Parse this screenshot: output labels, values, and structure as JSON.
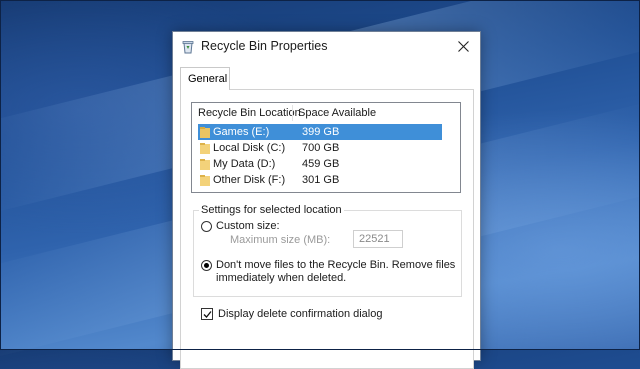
{
  "window": {
    "title": "Recycle Bin Properties",
    "icon": "recycle-bin-icon",
    "close_icon": "close-icon"
  },
  "tabs": [
    {
      "label": "General",
      "active": true
    }
  ],
  "location_list": {
    "columns": [
      "Recycle Bin Location",
      "Space Available"
    ],
    "rows": [
      {
        "name": "Games (E:)",
        "space": "399 GB",
        "selected": true,
        "icon": "folder-icon"
      },
      {
        "name": "Local Disk (C:)",
        "space": "700 GB",
        "selected": false,
        "icon": "folder-icon"
      },
      {
        "name": "My Data (D:)",
        "space": "459 GB",
        "selected": false,
        "icon": "folder-icon"
      },
      {
        "name": "Other Disk (F:)",
        "space": "301 GB",
        "selected": false,
        "icon": "folder-icon"
      }
    ]
  },
  "settings": {
    "group_label": "Settings for selected location",
    "custom_size_label": "Custom size:",
    "custom_size_checked": false,
    "max_size_label": "Maximum size (MB):",
    "max_size_value": "22521",
    "dont_move_label_line1": "Don't move files to the Recycle Bin. Remove files",
    "dont_move_label_line2": "immediately when deleted.",
    "dont_move_checked": true
  },
  "confirm": {
    "label": "Display delete confirmation dialog",
    "checked": true
  },
  "colors": {
    "selection": "#3f8fd8",
    "desktop": "#2f63ad"
  }
}
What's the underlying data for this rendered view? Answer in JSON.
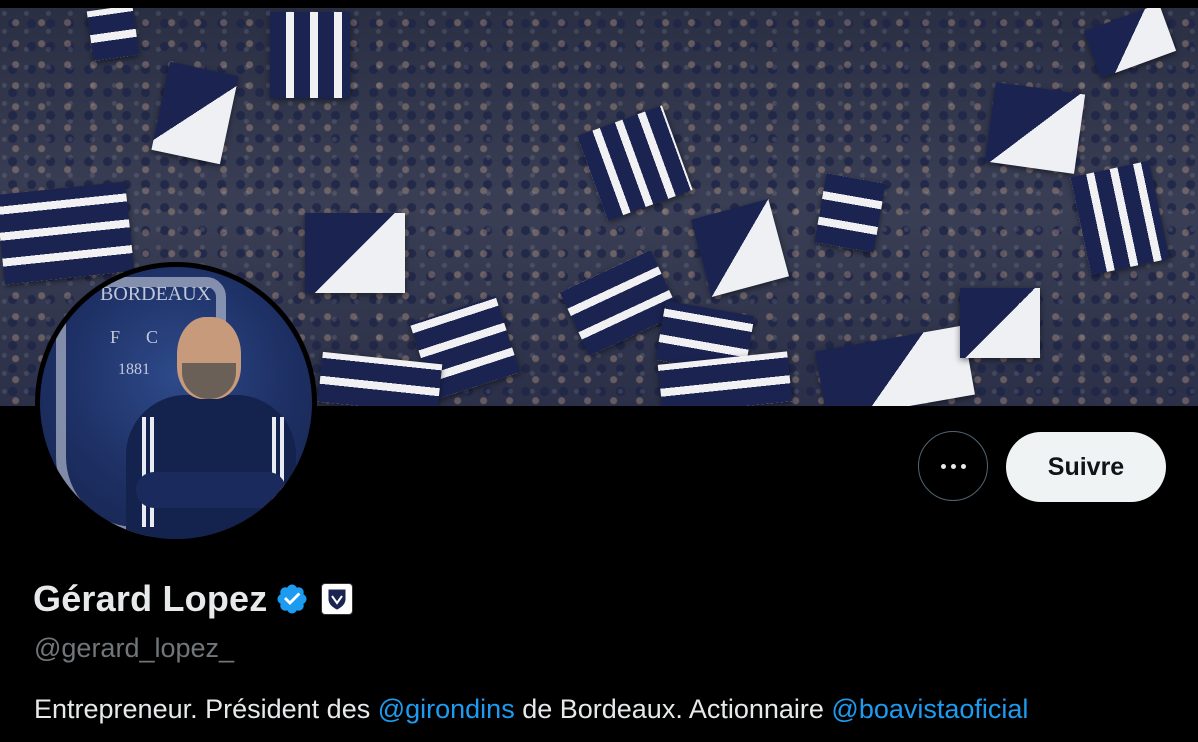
{
  "profile": {
    "name": "Gérard Lopez",
    "handle": "@gerard_lopez_",
    "verified": true,
    "affiliation_icon": "girondins-crest-icon",
    "bio": {
      "part1": "Entrepreneur. Président des ",
      "mention1": "@girondins",
      "part2": " de Bordeaux. Actionnaire ",
      "mention2": "@boavistaoficial"
    }
  },
  "avatar": {
    "crest_text": "BORDEAUX",
    "crest_fc": "FC",
    "crest_year": "1881"
  },
  "actions": {
    "follow_label": "Suivre",
    "more_icon": "more-horizontal-icon"
  },
  "colors": {
    "background": "#000000",
    "accent_link": "#1d9bf0",
    "verified": "#1d9bf0",
    "follow_button_bg": "#eff3f4"
  }
}
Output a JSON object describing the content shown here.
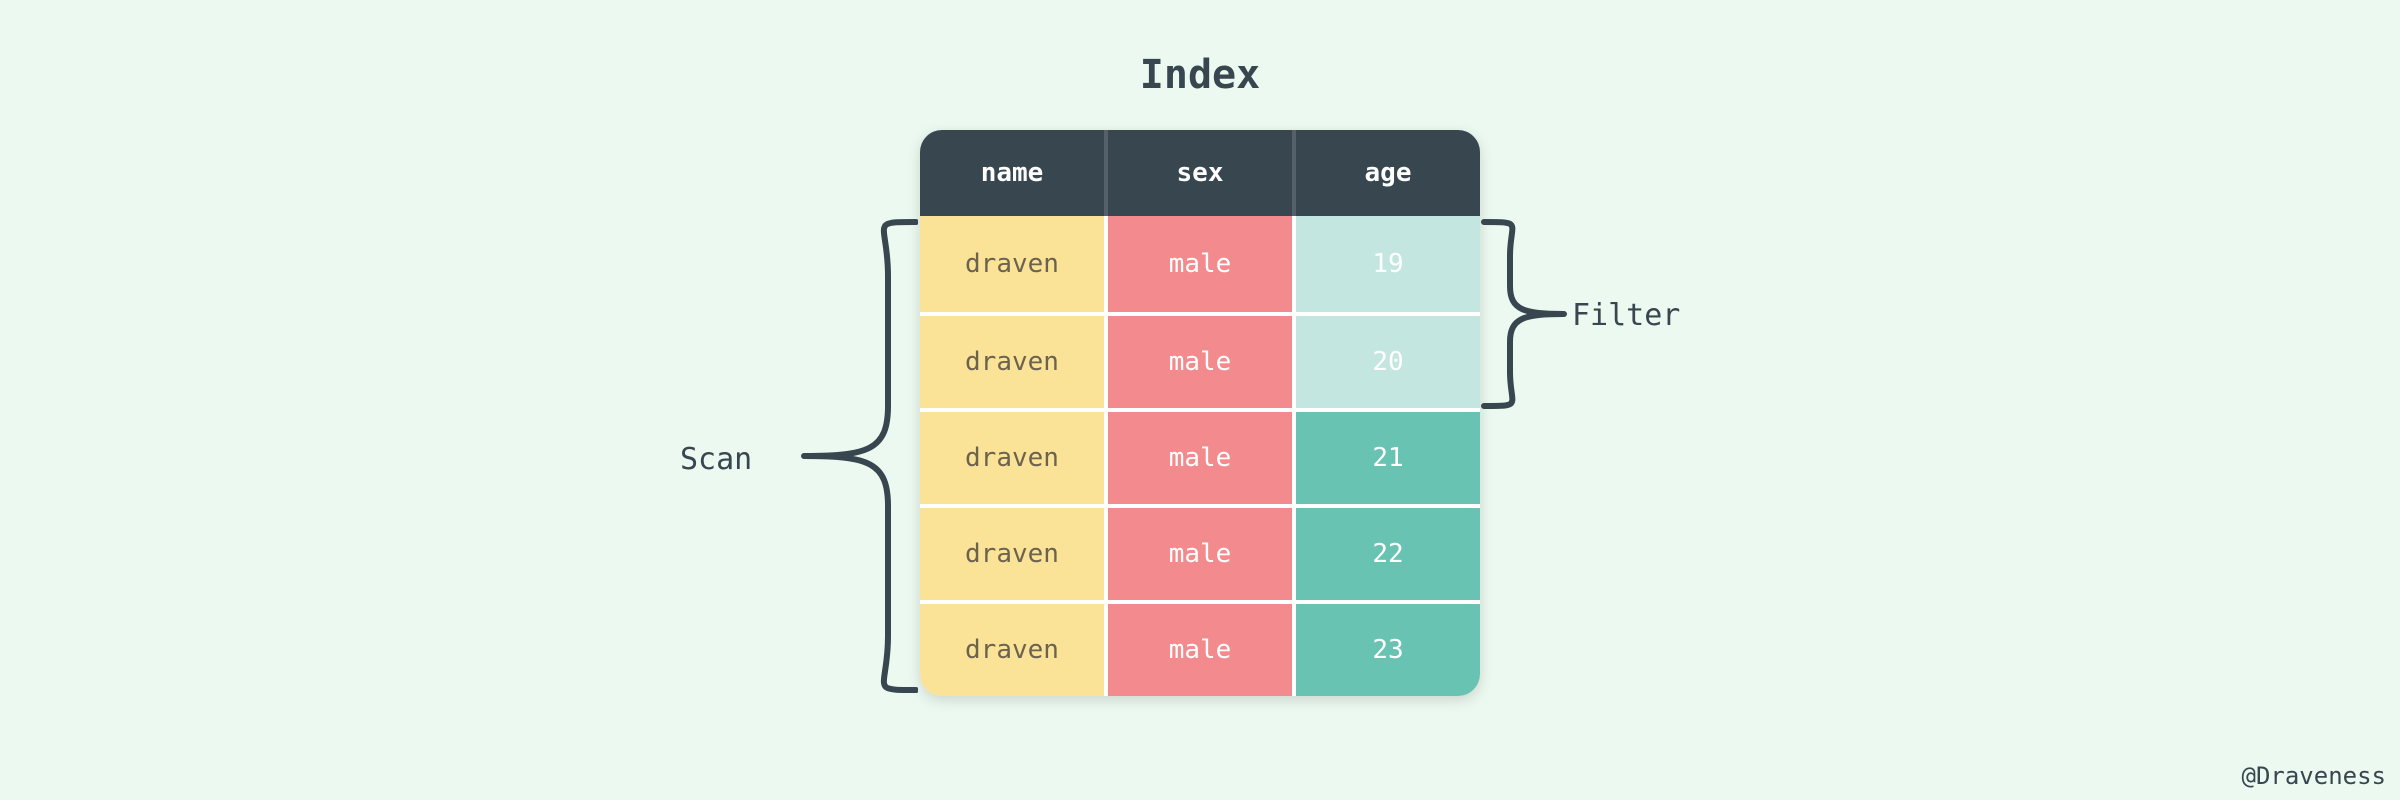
{
  "title": "Index",
  "columns": {
    "c0": "name",
    "c1": "sex",
    "c2": "age"
  },
  "rows": [
    {
      "name": "draven",
      "sex": "male",
      "age": "19",
      "filtered": true
    },
    {
      "name": "draven",
      "sex": "male",
      "age": "20",
      "filtered": true
    },
    {
      "name": "draven",
      "sex": "male",
      "age": "21",
      "filtered": false
    },
    {
      "name": "draven",
      "sex": "male",
      "age": "22",
      "filtered": false
    },
    {
      "name": "draven",
      "sex": "male",
      "age": "23",
      "filtered": false
    }
  ],
  "annotations": {
    "scan": "Scan",
    "filter": "Filter"
  },
  "credit": "@Draveness",
  "colors": {
    "bg": "#ecf9f0",
    "header": "#37464f",
    "name": "#fae396",
    "sex": "#f38a8d",
    "age": "#69c3b2",
    "age_filtered": "#c3e7e0"
  }
}
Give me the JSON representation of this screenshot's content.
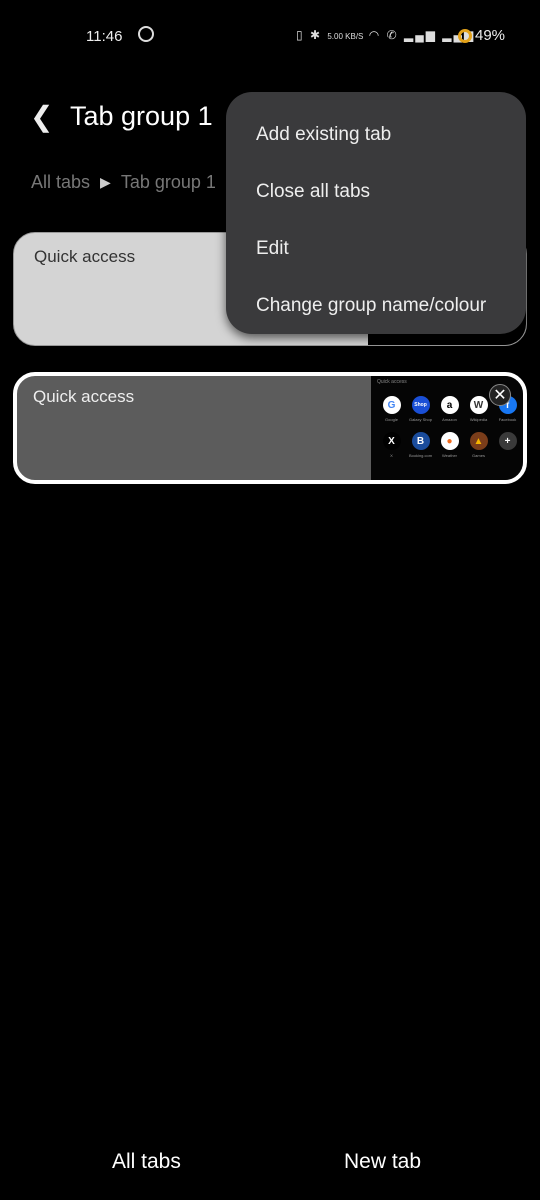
{
  "status": {
    "time": "11:46",
    "net_speed": "5.00 KB/S",
    "battery": "49%"
  },
  "header": {
    "title": "Tab group 1"
  },
  "breadcrumb": {
    "root": "All tabs",
    "current": "Tab group 1"
  },
  "tabs": [
    {
      "label": "Quick access",
      "thumb_title": "Quick access",
      "selected": false
    },
    {
      "label": "Quick access",
      "thumb_title": "Quick access",
      "selected": true
    }
  ],
  "quick_access_apps": [
    {
      "name": "Google",
      "glyph": "G",
      "color": "#ffffff",
      "fg": "#4285f4"
    },
    {
      "name": "Galaxy Shop",
      "glyph": "Shop",
      "color": "#1a4fd6",
      "fg": "#ffffff"
    },
    {
      "name": "Amazon",
      "glyph": "a",
      "color": "#ffffff",
      "fg": "#000000"
    },
    {
      "name": "Wikipedia",
      "glyph": "W",
      "color": "#ffffff",
      "fg": "#333333"
    },
    {
      "name": "Facebook",
      "glyph": "f",
      "color": "#1877f2",
      "fg": "#ffffff"
    },
    {
      "name": "X",
      "glyph": "X",
      "color": "#000000",
      "fg": "#ffffff"
    },
    {
      "name": "Booking.com",
      "glyph": "B",
      "color": "#1a4c9c",
      "fg": "#ffffff"
    },
    {
      "name": "Weather",
      "glyph": "●",
      "color": "#ffffff",
      "fg": "#f26b1d"
    },
    {
      "name": "Games",
      "glyph": "▲",
      "color": "#7a3d1a",
      "fg": "#f5b400"
    },
    {
      "name": "",
      "glyph": "+",
      "color": "#3a3a3a",
      "fg": "#ffffff"
    }
  ],
  "menu": {
    "items": [
      "Add existing tab",
      "Close all tabs",
      "Edit",
      "Change group name/colour"
    ]
  },
  "bottom": {
    "all_tabs": "All tabs",
    "new_tab": "New tab"
  }
}
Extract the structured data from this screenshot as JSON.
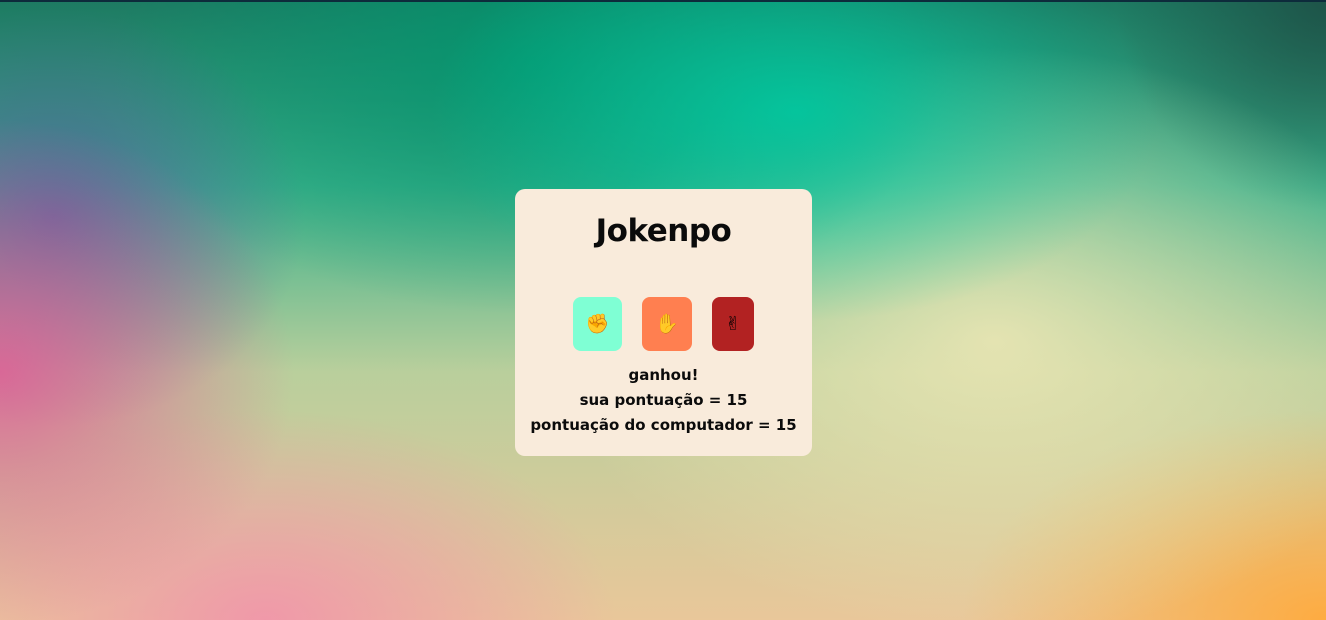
{
  "game": {
    "title": "Jokenpo",
    "choices": [
      {
        "id": "rock",
        "icon": "fist-icon",
        "glyph": "✊",
        "color": "#7fffd4"
      },
      {
        "id": "paper",
        "icon": "raised-hand-icon",
        "glyph": "✋",
        "color": "#ff7f50"
      },
      {
        "id": "scissors",
        "icon": "victory-hand-icon",
        "glyph": "✌",
        "color": "#b22222"
      }
    ],
    "result": {
      "outcome": "ganhou!",
      "player_score_text": "sua pontuação = 15",
      "computer_score_text": "pontuação do computador = 15"
    }
  }
}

•••••

### Exercise details:
Make an exact copy of the records above, with the pictures left out.

### Answer for this exercise:
Parse this screenshot: output labels, values, and structure as JSON.
{
  "window": {
    "title": "Recycle Bin Properties",
    "icon": "recycle-bin-icon",
    "close_icon": "close-icon"
  },
  "tabs": [
    {
      "label": "General",
      "active": true
    }
  ],
  "location_list": {
    "columns": [
      "Recycle Bin Location",
      "Space Available"
    ],
    "rows": [
      {
        "name": "Games (E:)",
        "space": "399 GB",
        "selected": true,
        "icon": "folder-icon"
      },
      {
        "name": "Local Disk (C:)",
        "space": "700 GB",
        "selected": false,
        "icon": "folder-icon"
      },
      {
        "name": "My Data (D:)",
        "space": "459 GB",
        "selected": false,
        "icon": "folder-icon"
      },
      {
        "name": "Other Disk (F:)",
        "space": "301 GB",
        "selected": false,
        "icon": "folder-icon"
      }
    ]
  },
  "settings": {
    "group_label": "Settings for selected location",
    "custom_size_label": "Custom size:",
    "custom_size_checked": false,
    "max_size_label": "Maximum size (MB):",
    "max_size_value": "22521",
    "dont_move_label_line1": "Don't move files to the Recycle Bin. Remove files",
    "dont_move_label_line2": "immediately when deleted.",
    "dont_move_checked": true
  },
  "confirm": {
    "label": "Display delete confirmation dialog",
    "checked": true
  },
  "colors": {
    "selection": "#3f8fd8",
    "desktop": "#2f63ad"
  }
}
What's the underlying data for this rendered view? Answer in JSON.
{
  "profile": {
    "name": "Gérard Lopez",
    "handle": "@gerard_lopez_",
    "verified": true,
    "affiliation_icon": "girondins-crest-icon",
    "bio": {
      "part1": "Entrepreneur. Président des ",
      "mention1": "@girondins",
      "part2": " de Bordeaux. Actionnaire ",
      "mention2": "@boavistaoficial"
    }
  },
  "avatar": {
    "crest_text": "BORDEAUX",
    "crest_fc": "FC",
    "crest_year": "1881"
  },
  "actions": {
    "follow_label": "Suivre",
    "more_icon": "more-horizontal-icon"
  },
  "colors": {
    "background": "#000000",
    "accent_link": "#1d9bf0",
    "verified": "#1d9bf0",
    "follow_button_bg": "#eff3f4"
  }
}
Output a JSON object describing the content shown here.
{
  "title": "Index",
  "columns": {
    "c0": "name",
    "c1": "sex",
    "c2": "age"
  },
  "rows": [
    {
      "name": "draven",
      "sex": "male",
      "age": "19",
      "filtered": true
    },
    {
      "name": "draven",
      "sex": "male",
      "age": "20",
      "filtered": true
    },
    {
      "name": "draven",
      "sex": "male",
      "age": "21",
      "filtered": false
    },
    {
      "name": "draven",
      "sex": "male",
      "age": "22",
      "filtered": false
    },
    {
      "name": "draven",
      "sex": "male",
      "age": "23",
      "filtered": false
    }
  ],
  "annotations": {
    "scan": "Scan",
    "filter": "Filter"
  },
  "credit": "@Draveness",
  "colors": {
    "bg": "#ecf9f0",
    "header": "#37464f",
    "name": "#fae396",
    "sex": "#f38a8d",
    "age": "#69c3b2",
    "age_filtered": "#c3e7e0"
  }
}
Give me the JSON representation of this screenshot's content.
{
  "status": {
    "time": "11:46",
    "net_speed": "5.00 KB/S",
    "battery": "49%"
  },
  "header": {
    "title": "Tab group 1"
  },
  "breadcrumb": {
    "root": "All tabs",
    "current": "Tab group 1"
  },
  "tabs": [
    {
      "label": "Quick access",
      "thumb_title": "Quick access",
      "selected": false
    },
    {
      "label": "Quick access",
      "thumb_title": "Quick access",
      "selected": true
    }
  ],
  "quick_access_apps": [
    {
      "name": "Google",
      "glyph": "G",
      "color": "#ffffff",
      "fg": "#4285f4"
    },
    {
      "name": "Galaxy Shop",
      "glyph": "Shop",
      "color": "#1a4fd6",
      "fg": "#ffffff"
    },
    {
      "name": "Amazon",
      "glyph": "a",
      "color": "#ffffff",
      "fg": "#000000"
    },
    {
      "name": "Wikipedia",
      "glyph": "W",
      "color": "#ffffff",
      "fg": "#333333"
    },
    {
      "name": "Facebook",
      "glyph": "f",
      "color": "#1877f2",
      "fg": "#ffffff"
    },
    {
      "name": "X",
      "glyph": "X",
      "color": "#000000",
      "fg": "#ffffff"
    },
    {
      "name": "Booking.com",
      "glyph": "B",
      "color": "#1a4c9c",
      "fg": "#ffffff"
    },
    {
      "name": "Weather",
      "glyph": "●",
      "color": "#ffffff",
      "fg": "#f26b1d"
    },
    {
      "name": "Games",
      "glyph": "▲",
      "color": "#7a3d1a",
      "fg": "#f5b400"
    },
    {
      "name": "",
      "glyph": "+",
      "color": "#3a3a3a",
      "fg": "#ffffff"
    }
  ],
  "menu": {
    "items": [
      "Add existing tab",
      "Close all tabs",
      "Edit",
      "Change group name/colour"
    ]
  },
  "bottom": {
    "all_tabs": "All tabs",
    "new_tab": "New tab"
  }
}
Extract the structured data from this screenshot as JSON.
{
  "game": {
    "title": "Jokenpo",
    "choices": [
      {
        "id": "rock",
        "icon": "fist-icon",
        "glyph": "✊",
        "color": "#7fffd4"
      },
      {
        "id": "paper",
        "icon": "raised-hand-icon",
        "glyph": "✋",
        "color": "#ff7f50"
      },
      {
        "id": "scissors",
        "icon": "victory-hand-icon",
        "glyph": "✌",
        "color": "#b22222"
      }
    ],
    "result": {
      "outcome": "ganhou!",
      "player_score_text": "sua pontuação = 15",
      "computer_score_text": "pontuação do computador = 15"
    }
  }
}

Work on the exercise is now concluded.